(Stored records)
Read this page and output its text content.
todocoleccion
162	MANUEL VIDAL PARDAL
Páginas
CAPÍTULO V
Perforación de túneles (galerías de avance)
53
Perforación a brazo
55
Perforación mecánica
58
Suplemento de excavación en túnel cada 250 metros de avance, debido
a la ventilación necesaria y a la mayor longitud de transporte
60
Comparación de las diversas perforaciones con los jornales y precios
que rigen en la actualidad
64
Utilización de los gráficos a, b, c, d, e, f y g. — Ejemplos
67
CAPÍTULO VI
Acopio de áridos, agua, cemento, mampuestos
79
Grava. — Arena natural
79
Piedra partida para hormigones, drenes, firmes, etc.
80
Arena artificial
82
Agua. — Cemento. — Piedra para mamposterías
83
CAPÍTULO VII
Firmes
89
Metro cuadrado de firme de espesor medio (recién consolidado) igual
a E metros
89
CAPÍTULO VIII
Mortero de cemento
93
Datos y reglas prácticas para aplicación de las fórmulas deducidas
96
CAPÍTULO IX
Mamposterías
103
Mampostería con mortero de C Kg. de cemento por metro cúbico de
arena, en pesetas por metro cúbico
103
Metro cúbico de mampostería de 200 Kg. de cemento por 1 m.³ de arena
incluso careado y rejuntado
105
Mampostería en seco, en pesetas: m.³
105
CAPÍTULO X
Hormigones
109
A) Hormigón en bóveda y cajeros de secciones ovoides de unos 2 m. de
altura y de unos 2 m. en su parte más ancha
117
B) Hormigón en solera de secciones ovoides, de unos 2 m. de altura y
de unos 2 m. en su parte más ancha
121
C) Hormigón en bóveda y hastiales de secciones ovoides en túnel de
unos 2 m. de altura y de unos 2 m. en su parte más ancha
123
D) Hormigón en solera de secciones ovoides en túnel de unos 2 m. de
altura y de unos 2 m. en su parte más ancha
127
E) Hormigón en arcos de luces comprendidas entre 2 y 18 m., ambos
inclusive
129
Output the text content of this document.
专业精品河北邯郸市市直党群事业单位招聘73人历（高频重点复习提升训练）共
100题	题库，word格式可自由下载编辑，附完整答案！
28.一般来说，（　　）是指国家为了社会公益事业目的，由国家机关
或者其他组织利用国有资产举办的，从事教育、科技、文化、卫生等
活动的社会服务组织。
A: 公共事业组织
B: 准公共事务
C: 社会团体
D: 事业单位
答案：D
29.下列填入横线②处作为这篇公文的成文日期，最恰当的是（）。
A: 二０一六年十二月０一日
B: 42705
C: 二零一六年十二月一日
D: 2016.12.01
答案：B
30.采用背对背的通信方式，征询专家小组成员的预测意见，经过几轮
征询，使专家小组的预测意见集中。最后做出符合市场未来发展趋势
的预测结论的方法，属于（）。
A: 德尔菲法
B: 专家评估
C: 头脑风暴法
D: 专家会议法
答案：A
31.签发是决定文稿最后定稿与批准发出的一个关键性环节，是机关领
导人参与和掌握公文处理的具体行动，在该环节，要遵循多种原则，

### What is needed
All entries shown above should be printed again exactly.

### Exercise answer
Read this page and output its text content.
todocoleccion
162	MANUEL VIDAL PARDAL
Páginas
CAPÍTULO V
Perforación de túneles (galerías de avance)
53
Perforación a brazo
55
Perforación mecánica
58
Suplemento de excavación en túnel cada 250 metros de avance, debido
a la ventilación necesaria y a la mayor longitud de transporte
60
Comparación de las diversas perforaciones con los jornales y precios
que rigen en la actualidad
64
Utilización de los gráficos a, b, c, d, e, f y g. — Ejemplos
67
CAPÍTULO VI
Acopio de áridos, agua, cemento, mampuestos
79
Grava. — Arena natural
79
Piedra partida para hormigones, drenes, firmes, etc.
80
Arena artificial
82
Agua. — Cemento. — Piedra para mamposterías
83
CAPÍTULO VII
Firmes
89
Metro cuadrado de firme de espesor medio (recién consolidado) igual
a E metros
89
CAPÍTULO VIII
Mortero de cemento
93
Datos y reglas prácticas para aplicación de las fórmulas deducidas
96
CAPÍTULO IX
Mamposterías
103
Mampostería con mortero de C Kg. de cemento por metro cúbico de
arena, en pesetas por metro cúbico
103
Metro cúbico de mampostería de 200 Kg. de cemento por 1 m.³ de arena
incluso careado y rejuntado
105
Mampostería en seco, en pesetas: m.³
105
CAPÍTULO X
Hormigones
109
A) Hormigón en bóveda y cajeros de secciones ovoides de unos 2 m. de
altura y de unos 2 m. en su parte más ancha
117
B) Hormigón en solera de secciones ovoides, de unos 2 m. de altura y
de unos 2 m. en su parte más ancha
121
C) Hormigón en bóveda y hastiales de secciones ovoides en túnel de
unos 2 m. de altura y de unos 2 m. en su parte más ancha
123
D) Hormigón en solera de secciones ovoides en túnel de unos 2 m. de
altura y de unos 2 m. en su parte más ancha
127
E) Hormigón en arcos de luces comprendidas entre 2 y 18 m., ambos
inclusive
129
Output the text content of this document.
专业精品河北邯郸市市直党群事业单位招聘73人历（高频重点复习提升训练）共
100题	题库，word格式可自由下载编辑，附完整答案！
28.一般来说，（　　）是指国家为了社会公益事业目的，由国家机关
或者其他组织利用国有资产举办的，从事教育、科技、文化、卫生等
活动的社会服务组织。
A: 公共事业组织
B: 准公共事务
C: 社会团体
D: 事业单位
答案：D
29.下列填入横线②处作为这篇公文的成文日期，最恰当的是（）。
A: 二０一六年十二月０一日
B: 42705
C: 二零一六年十二月一日
D: 2016.12.01
答案：B
30.采用背对背的通信方式，征询专家小组成员的预测意见，经过几轮
征询，使专家小组的预测意见集中。最后做出符合市场未来发展趋势
的预测结论的方法，属于（）。
A: 德尔菲法
B: 专家评估
C: 头脑风暴法
D: 专家会议法
答案：A
31.签发是决定文稿最后定稿与批准发出的一个关键性环节，是机关领
导人参与和掌握公文处理的具体行动，在该环节，要遵循多种原则，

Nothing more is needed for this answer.